— Begin —
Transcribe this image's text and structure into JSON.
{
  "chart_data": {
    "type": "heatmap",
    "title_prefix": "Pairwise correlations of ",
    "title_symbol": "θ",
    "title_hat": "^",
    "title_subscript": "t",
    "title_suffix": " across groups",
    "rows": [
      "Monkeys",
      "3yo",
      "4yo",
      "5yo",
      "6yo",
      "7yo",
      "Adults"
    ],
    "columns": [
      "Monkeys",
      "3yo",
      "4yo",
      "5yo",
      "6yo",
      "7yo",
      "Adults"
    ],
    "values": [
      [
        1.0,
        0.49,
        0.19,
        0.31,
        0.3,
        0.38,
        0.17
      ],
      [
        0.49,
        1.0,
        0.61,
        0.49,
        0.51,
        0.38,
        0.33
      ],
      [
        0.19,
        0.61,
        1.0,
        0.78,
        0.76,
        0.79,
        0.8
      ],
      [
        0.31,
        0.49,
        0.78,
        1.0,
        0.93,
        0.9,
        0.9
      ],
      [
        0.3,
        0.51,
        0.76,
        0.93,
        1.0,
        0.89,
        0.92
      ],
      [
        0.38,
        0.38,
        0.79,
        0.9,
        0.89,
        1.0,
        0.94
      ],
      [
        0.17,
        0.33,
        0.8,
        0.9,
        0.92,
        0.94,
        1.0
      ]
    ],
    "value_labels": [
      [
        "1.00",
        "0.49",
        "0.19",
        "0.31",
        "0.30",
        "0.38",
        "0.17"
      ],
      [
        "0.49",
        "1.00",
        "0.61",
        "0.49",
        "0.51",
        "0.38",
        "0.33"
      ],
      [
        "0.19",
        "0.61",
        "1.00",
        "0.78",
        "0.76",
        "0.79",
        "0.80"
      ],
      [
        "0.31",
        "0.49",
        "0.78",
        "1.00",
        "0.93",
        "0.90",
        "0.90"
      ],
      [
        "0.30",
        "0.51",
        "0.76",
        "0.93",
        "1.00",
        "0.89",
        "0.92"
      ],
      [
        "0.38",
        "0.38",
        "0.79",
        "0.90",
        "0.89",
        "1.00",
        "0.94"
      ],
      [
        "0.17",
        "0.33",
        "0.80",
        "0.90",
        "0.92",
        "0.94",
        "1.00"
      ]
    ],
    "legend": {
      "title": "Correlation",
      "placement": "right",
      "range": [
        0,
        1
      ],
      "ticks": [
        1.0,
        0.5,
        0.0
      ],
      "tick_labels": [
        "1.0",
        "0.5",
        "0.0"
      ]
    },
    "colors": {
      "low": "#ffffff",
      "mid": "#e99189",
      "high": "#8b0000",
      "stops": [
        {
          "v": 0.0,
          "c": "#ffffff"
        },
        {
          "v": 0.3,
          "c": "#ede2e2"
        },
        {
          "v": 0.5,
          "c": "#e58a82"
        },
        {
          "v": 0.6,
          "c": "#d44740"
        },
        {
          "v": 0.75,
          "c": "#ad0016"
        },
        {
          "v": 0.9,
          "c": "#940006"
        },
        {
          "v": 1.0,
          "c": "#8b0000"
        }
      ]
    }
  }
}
— End —
:: Aim of the task ::
Word for word, quote all of the data above.

:: Answer to the problem ::
Transcribe this image's text and structure into JSON.
{
  "chart_data": {
    "type": "heatmap",
    "title_prefix": "Pairwise correlations of ",
    "title_symbol": "θ",
    "title_hat": "^",
    "title_subscript": "t",
    "title_suffix": " across groups",
    "rows": [
      "Monkeys",
      "3yo",
      "4yo",
      "5yo",
      "6yo",
      "7yo",
      "Adults"
    ],
    "columns": [
      "Monkeys",
      "3yo",
      "4yo",
      "5yo",
      "6yo",
      "7yo",
      "Adults"
    ],
    "values": [
      [
        1.0,
        0.49,
        0.19,
        0.31,
        0.3,
        0.38,
        0.17
      ],
      [
        0.49,
        1.0,
        0.61,
        0.49,
        0.51,
        0.38,
        0.33
      ],
      [
        0.19,
        0.61,
        1.0,
        0.78,
        0.76,
        0.79,
        0.8
      ],
      [
        0.31,
        0.49,
        0.78,
        1.0,
        0.93,
        0.9,
        0.9
      ],
      [
        0.3,
        0.51,
        0.76,
        0.93,
        1.0,
        0.89,
        0.92
      ],
      [
        0.38,
        0.38,
        0.79,
        0.9,
        0.89,
        1.0,
        0.94
      ],
      [
        0.17,
        0.33,
        0.8,
        0.9,
        0.92,
        0.94,
        1.0
      ]
    ],
    "value_labels": [
      [
        "1.00",
        "0.49",
        "0.19",
        "0.31",
        "0.30",
        "0.38",
        "0.17"
      ],
      [
        "0.49",
        "1.00",
        "0.61",
        "0.49",
        "0.51",
        "0.38",
        "0.33"
      ],
      [
        "0.19",
        "0.61",
        "1.00",
        "0.78",
        "0.76",
        "0.79",
        "0.80"
      ],
      [
        "0.31",
        "0.49",
        "0.78",
        "1.00",
        "0.93",
        "0.90",
        "0.90"
      ],
      [
        "0.30",
        "0.51",
        "0.76",
        "0.93",
        "1.00",
        "0.89",
        "0.92"
      ],
      [
        "0.38",
        "0.38",
        "0.79",
        "0.90",
        "0.89",
        "1.00",
        "0.94"
      ],
      [
        "0.17",
        "0.33",
        "0.80",
        "0.90",
        "0.92",
        "0.94",
        "1.00"
      ]
    ],
    "legend": {
      "title": "Correlation",
      "placement": "right",
      "range": [
        0,
        1
      ],
      "ticks": [
        1.0,
        0.5,
        0.0
      ],
      "tick_labels": [
        "1.0",
        "0.5",
        "0.0"
      ]
    },
    "colors": {
      "low": "#ffffff",
      "mid": "#e99189",
      "high": "#8b0000",
      "stops": [
        {
          "v": 0.0,
          "c": "#ffffff"
        },
        {
          "v": 0.3,
          "c": "#ede2e2"
        },
        {
          "v": 0.5,
          "c": "#e58a82"
        },
        {
          "v": 0.6,
          "c": "#d44740"
        },
        {
          "v": 0.75,
          "c": "#ad0016"
        },
        {
          "v": 0.9,
          "c": "#940006"
        },
        {
          "v": 1.0,
          "c": "#8b0000"
        }
      ]
    }
  }
}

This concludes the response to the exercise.